■ Job:
Retype every line from the one containing "Parse this screenshot: output" through the last line of the records below, both included; leave out the pictures.

(Dataset entries)
────────

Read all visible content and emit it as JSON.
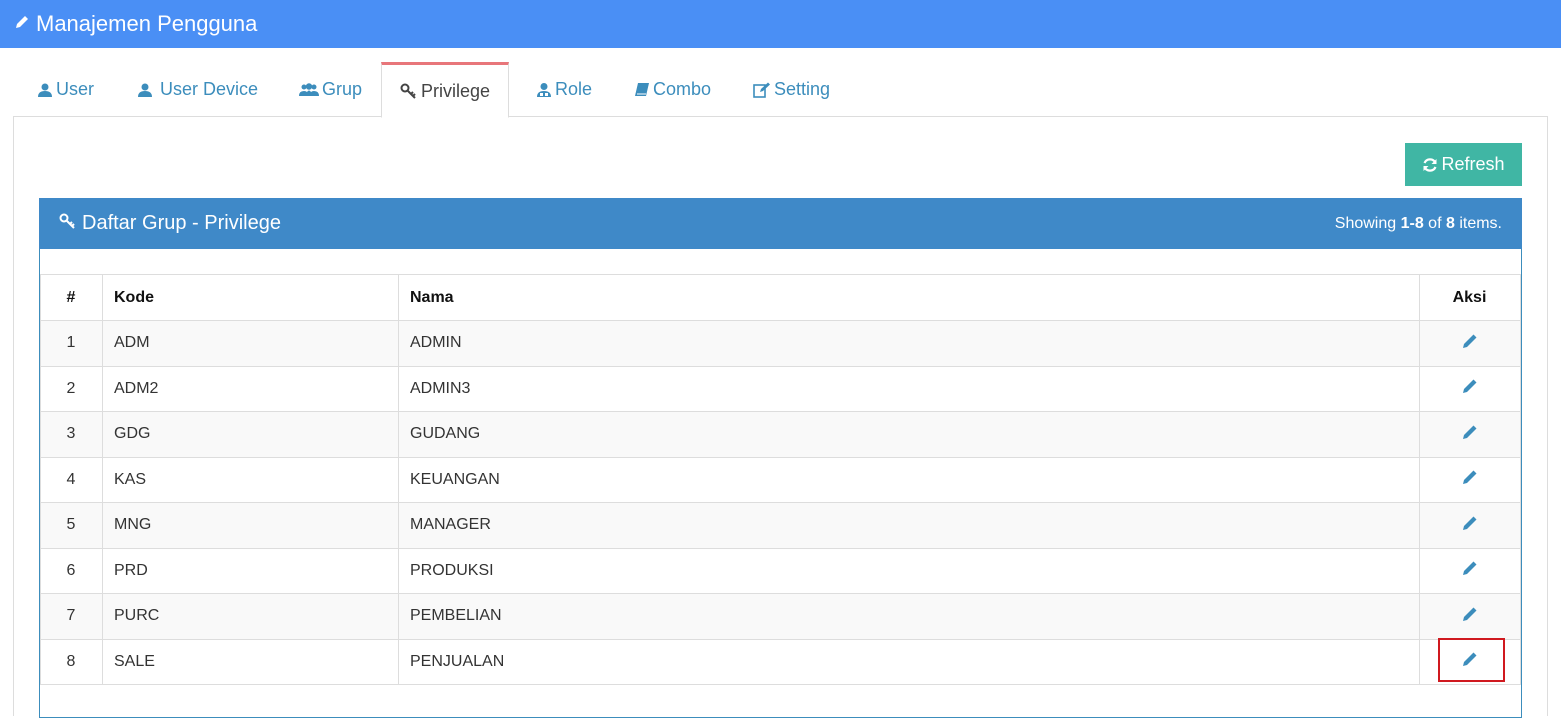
{
  "header": {
    "title": "Manajemen Pengguna",
    "icon": "pencil-icon"
  },
  "tabs": [
    {
      "label": "User",
      "icon": "user-icon"
    },
    {
      "label": "User Device",
      "icon": "user-icon"
    },
    {
      "label": "Grup",
      "icon": "users-icon"
    },
    {
      "label": "Privilege",
      "icon": "key-icon",
      "active": true
    },
    {
      "label": "Role",
      "icon": "role-icon"
    },
    {
      "label": "Combo",
      "icon": "book-icon"
    },
    {
      "label": "Setting",
      "icon": "edit-icon"
    }
  ],
  "toolbar": {
    "refresh_label": "Refresh"
  },
  "panel": {
    "title": "Daftar Grup - Privilege",
    "summary_prefix": "Showing ",
    "summary_range": "1-8",
    "summary_of": " of ",
    "summary_total": "8",
    "summary_suffix": " items."
  },
  "table": {
    "headers": [
      "#",
      "Kode",
      "Nama",
      "Aksi"
    ],
    "rows": [
      {
        "no": "1",
        "kode": "ADM",
        "nama": "ADMIN"
      },
      {
        "no": "2",
        "kode": "ADM2",
        "nama": "ADMIN3"
      },
      {
        "no": "3",
        "kode": "GDG",
        "nama": "GUDANG"
      },
      {
        "no": "4",
        "kode": "KAS",
        "nama": "KEUANGAN"
      },
      {
        "no": "5",
        "kode": "MNG",
        "nama": "MANAGER"
      },
      {
        "no": "6",
        "kode": "PRD",
        "nama": "PRODUKSI"
      },
      {
        "no": "7",
        "kode": "PURC",
        "nama": "PEMBELIAN"
      },
      {
        "no": "8",
        "kode": "SALE",
        "nama": "PENJUALAN"
      }
    ]
  },
  "colors": {
    "topbar": "#4a8ff5",
    "panel_header": "#3f89c8",
    "refresh_button": "#40b6a4",
    "link": "#3c8dbc",
    "active_tab_border": "#e8767a",
    "highlight": "#d0191f"
  }
}
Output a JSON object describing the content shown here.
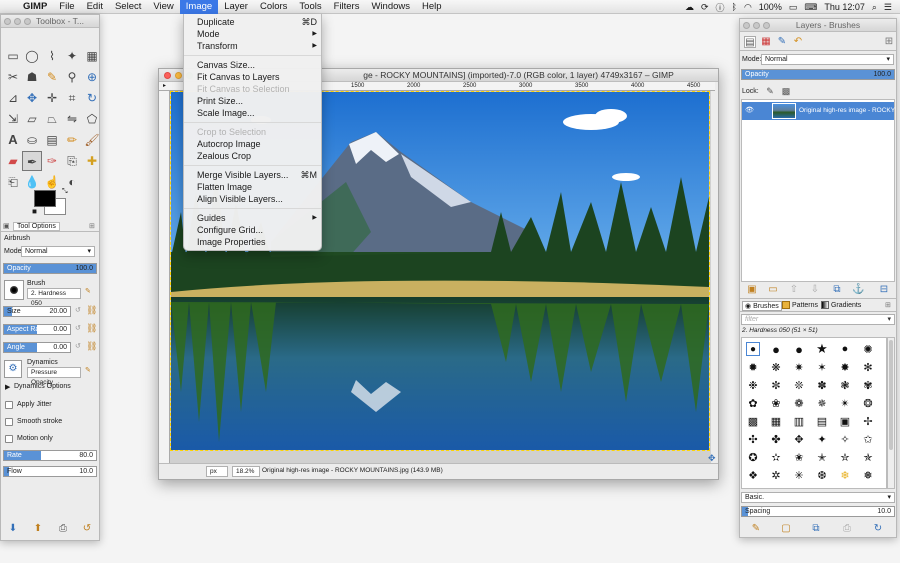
{
  "menubar": {
    "apple": "",
    "app": "GIMP",
    "items": [
      "File",
      "Edit",
      "Select",
      "View",
      "Image",
      "Layer",
      "Colors",
      "Tools",
      "Filters",
      "Windows",
      "Help"
    ],
    "active": "Image",
    "battery": "100%",
    "clock": "Thu 12:07"
  },
  "toolbox": {
    "title": "Toolbox - T...",
    "tab_label": "Tool Options",
    "tool_name": "Airbrush",
    "mode_label": "Mode:",
    "mode_value": "Normal",
    "opacity_label": "Opacity",
    "opacity_value": "100.0",
    "opacity_fraction": 1.0,
    "brush_label": "Brush",
    "brush_value": "2. Hardness 050",
    "size_label": "Size",
    "size_value": "20.00",
    "aspect_label": "Aspect Ratio",
    "aspect_value": "0.00",
    "angle_label": "Angle",
    "angle_value": "0.00",
    "dynamics_label": "Dynamics",
    "dynamics_value": "Pressure Opacity",
    "dynamics_options": "Dynamics Options",
    "apply_jitter": "Apply Jitter",
    "smooth_stroke": "Smooth stroke",
    "motion_only": "Motion only",
    "rate_label": "Rate",
    "rate_value": "80.0",
    "rate_fraction": 0.4,
    "flow_label": "Flow",
    "flow_value": "10.0",
    "flow_fraction": 0.05
  },
  "image_menu": {
    "items": [
      {
        "label": "Duplicate",
        "shortcut": "⌘D",
        "disabled": false
      },
      {
        "label": "Mode",
        "shortcut": "▶",
        "disabled": false
      },
      {
        "label": "Transform",
        "shortcut": "▶",
        "disabled": false
      },
      {
        "label": "Canvas Size...",
        "shortcut": "",
        "disabled": false
      },
      {
        "label": "Fit Canvas to Layers",
        "shortcut": "",
        "disabled": false
      },
      {
        "label": "Fit Canvas to Selection",
        "shortcut": "",
        "disabled": true
      },
      {
        "label": "Print Size...",
        "shortcut": "",
        "disabled": false
      },
      {
        "label": "Scale Image...",
        "shortcut": "",
        "disabled": false
      },
      {
        "label": "Crop to Selection",
        "shortcut": "",
        "disabled": true
      },
      {
        "label": "Autocrop Image",
        "shortcut": "",
        "disabled": false
      },
      {
        "label": "Zealous Crop",
        "shortcut": "",
        "disabled": false
      },
      {
        "label": "Merge Visible Layers...",
        "shortcut": "⌘M",
        "disabled": false
      },
      {
        "label": "Flatten Image",
        "shortcut": "",
        "disabled": false
      },
      {
        "label": "Align Visible Layers...",
        "shortcut": "",
        "disabled": false
      },
      {
        "label": "Guides",
        "shortcut": "▶",
        "disabled": false
      },
      {
        "label": "Configure Grid...",
        "shortcut": "",
        "disabled": false
      },
      {
        "label": "Image Properties",
        "shortcut": "",
        "disabled": false
      }
    ]
  },
  "image_window": {
    "title": "ge - ROCKY MOUNTAINS] (imported)-7.0 (RGB color, 1 layer) 4749x3167 – GIMP",
    "ruler_labels": [
      "1500",
      "2000",
      "2500",
      "3000",
      "3500",
      "4000",
      "4500"
    ],
    "unit": "px",
    "zoom": "18.2%",
    "status": "Original high-res image - ROCKY MOUNTAINS.jpg (143.9 MB)"
  },
  "layers": {
    "title": "Layers - Brushes",
    "mode_label": "Mode:",
    "mode_value": "Normal",
    "opacity_label": "Opacity",
    "opacity_value": "100.0",
    "lock_label": "Lock:",
    "layer_name": "Original high-res image - ROCKY"
  },
  "brushes": {
    "tabs": [
      "Brushes",
      "Patterns",
      "Gradients"
    ],
    "filter_placeholder": "filter",
    "selected": "2. Hardness 050 (51 × 51)",
    "tag": "Basic.",
    "spacing_label": "Spacing",
    "spacing_value": "10.0"
  },
  "colors": {
    "accent": "#3b78e7",
    "selection": "#4a86d4"
  }
}
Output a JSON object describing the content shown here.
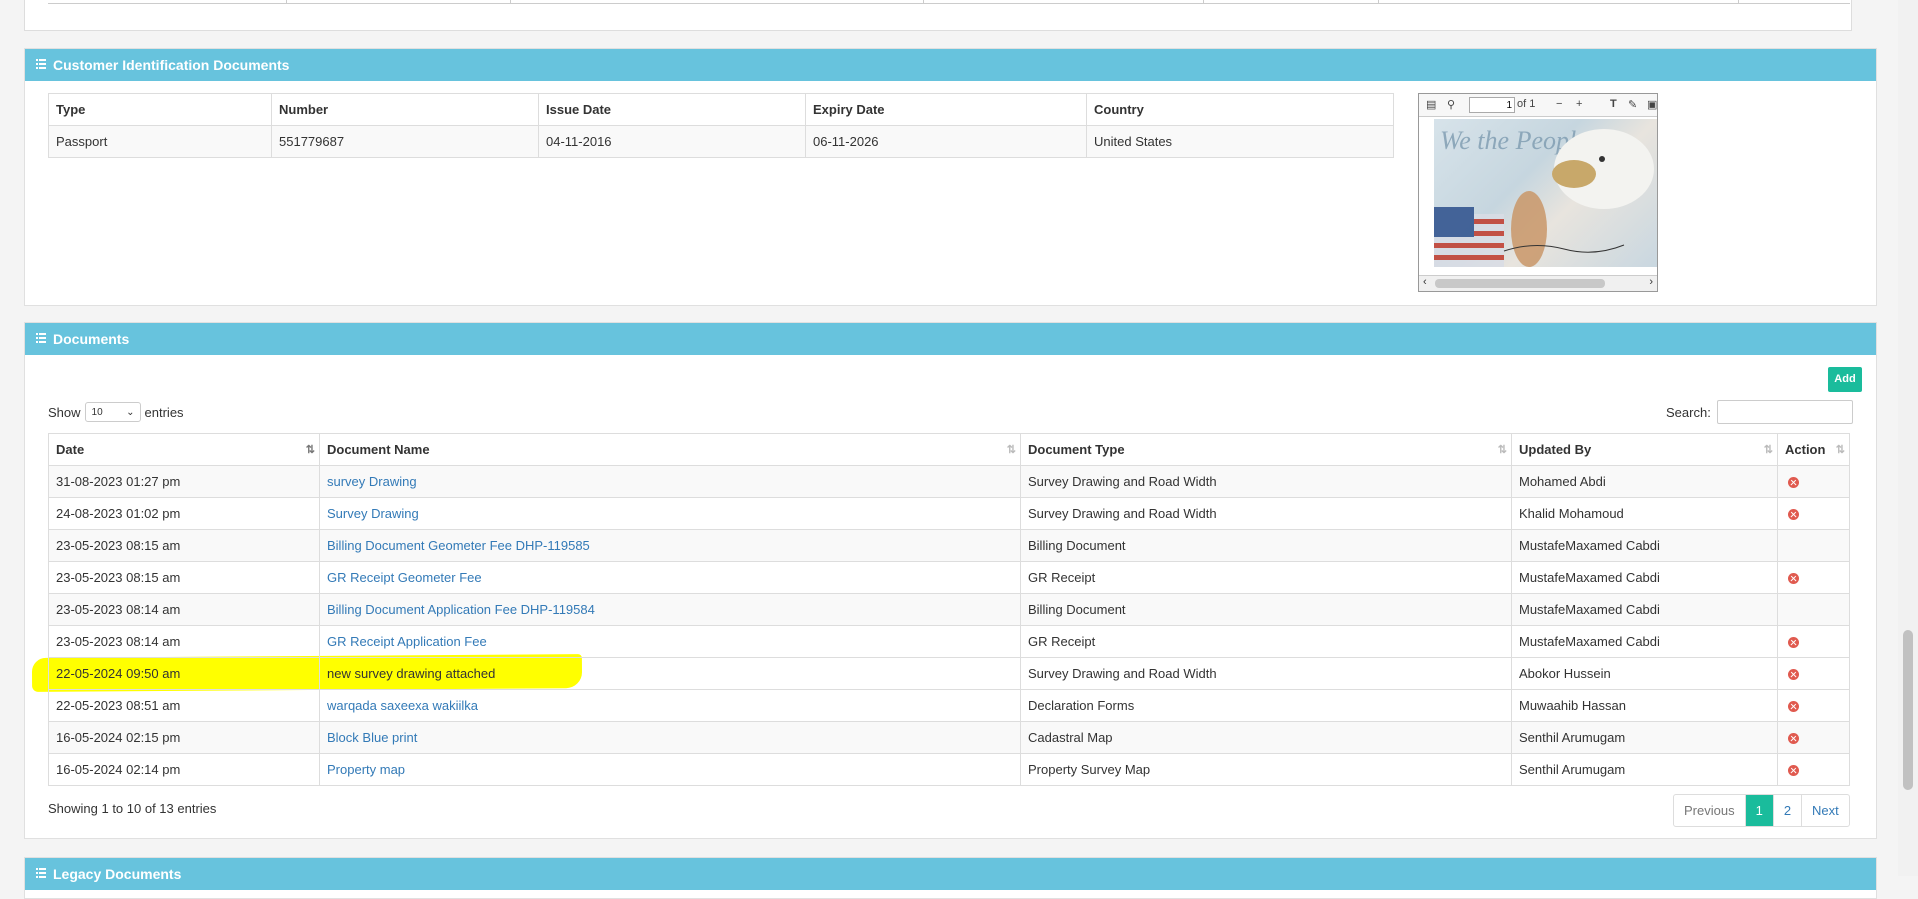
{
  "id_panel": {
    "title": "Customer Identification Documents",
    "columns": [
      "Type",
      "Number",
      "Issue Date",
      "Expiry Date",
      "Country"
    ],
    "rows": [
      [
        "Passport",
        "551779687",
        "04-11-2016",
        "06-11-2026",
        "United States"
      ]
    ]
  },
  "pdf_viewer": {
    "page_input": "1",
    "page_total": "of 1",
    "image_text": "We the People"
  },
  "docs_panel": {
    "title": "Documents",
    "add_label": "Add",
    "show_label": "Show",
    "entries_label": "entries",
    "page_size": "10",
    "search_label": "Search:",
    "search_value": "",
    "columns": [
      "Date",
      "Document Name",
      "Document Type",
      "Updated By",
      "Action"
    ],
    "rows": [
      {
        "date": "31-08-2023 01:27 pm",
        "name": "survey Drawing",
        "type": "Survey Drawing and Road Width",
        "by": "Mohamed Abdi",
        "delete": true
      },
      {
        "date": "24-08-2023 01:02 pm",
        "name": "Survey Drawing",
        "type": "Survey Drawing and Road Width",
        "by": "Khalid Mohamoud",
        "delete": true
      },
      {
        "date": "23-05-2023 08:15 am",
        "name": "Billing Document Geometer Fee DHP-119585",
        "type": "Billing Document",
        "by": "MustafeMaxamed Cabdi",
        "delete": false
      },
      {
        "date": "23-05-2023 08:15 am",
        "name": "GR Receipt Geometer Fee",
        "type": "GR Receipt",
        "by": "MustafeMaxamed Cabdi",
        "delete": true
      },
      {
        "date": "23-05-2023 08:14 am",
        "name": "Billing Document Application Fee DHP-119584",
        "type": "Billing Document",
        "by": "MustafeMaxamed Cabdi",
        "delete": false
      },
      {
        "date": "23-05-2023 08:14 am",
        "name": "GR Receipt Application Fee",
        "type": "GR Receipt",
        "by": "MustafeMaxamed Cabdi",
        "delete": true
      },
      {
        "date": "22-05-2024 09:50 am",
        "name": "new survey drawing attached",
        "type": "Survey Drawing and Road Width",
        "by": "Abokor Hussein",
        "delete": true
      },
      {
        "date": "22-05-2023 08:51 am",
        "name": "warqada saxeexa wakiilka",
        "type": "Declaration Forms",
        "by": "Muwaahib Hassan",
        "delete": true
      },
      {
        "date": "16-05-2024 02:15 pm",
        "name": "Block Blue print",
        "type": "Cadastral Map",
        "by": "Senthil Arumugam",
        "delete": true
      },
      {
        "date": "16-05-2024 02:14 pm",
        "name": "Property map",
        "type": "Property Survey Map",
        "by": "Senthil Arumugam",
        "delete": true
      }
    ],
    "info": "Showing 1 to 10 of 13 entries",
    "pager": {
      "previous": "Previous",
      "pages": [
        "1",
        "2"
      ],
      "next": "Next"
    }
  },
  "legacy_panel": {
    "title": "Legacy Documents"
  },
  "colors": {
    "panel_header": "#67c3dd",
    "accent": "#1abc9c",
    "link": "#337ab7",
    "delete": "#e05a4f",
    "highlight": "#ffff00"
  }
}
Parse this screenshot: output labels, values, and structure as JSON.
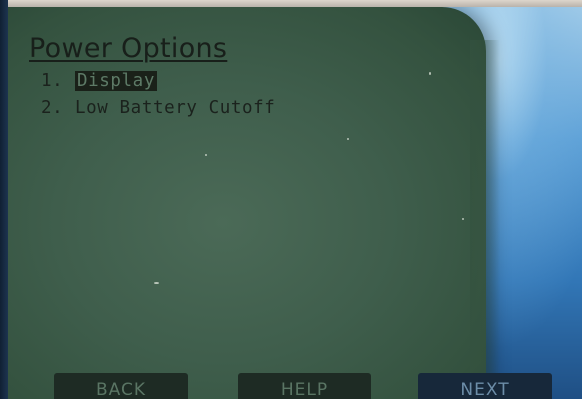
{
  "screen": {
    "title": "Power Options"
  },
  "menu": {
    "items": [
      {
        "number": "1.",
        "label": "Display",
        "selected": true
      },
      {
        "number": "2.",
        "label": "Low Battery Cutoff",
        "selected": false
      }
    ]
  },
  "softkeys": {
    "back": "BACK",
    "help": "HELP",
    "next": "NEXT"
  },
  "colors": {
    "lcd_background": "#3f5e4c",
    "lcd_text": "#1b221d",
    "selection_highlight": "#1a2119"
  }
}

────────

■ Answer to this problem:
Parse this screenshot: output labels, values, and structure as JSON.
{
  "screen": {
    "title": "Power Options"
  },
  "menu": {
    "items": [
      {
        "number": "1.",
        "label": "Display",
        "selected": true
      },
      {
        "number": "2.",
        "label": "Low Battery Cutoff",
        "selected": false
      }
    ]
  },
  "softkeys": {
    "back": "BACK",
    "help": "HELP",
    "next": "NEXT"
  },
  "colors": {
    "lcd_background": "#3f5e4c",
    "lcd_text": "#1b221d",
    "selection_highlight": "#1a2119"
  }
}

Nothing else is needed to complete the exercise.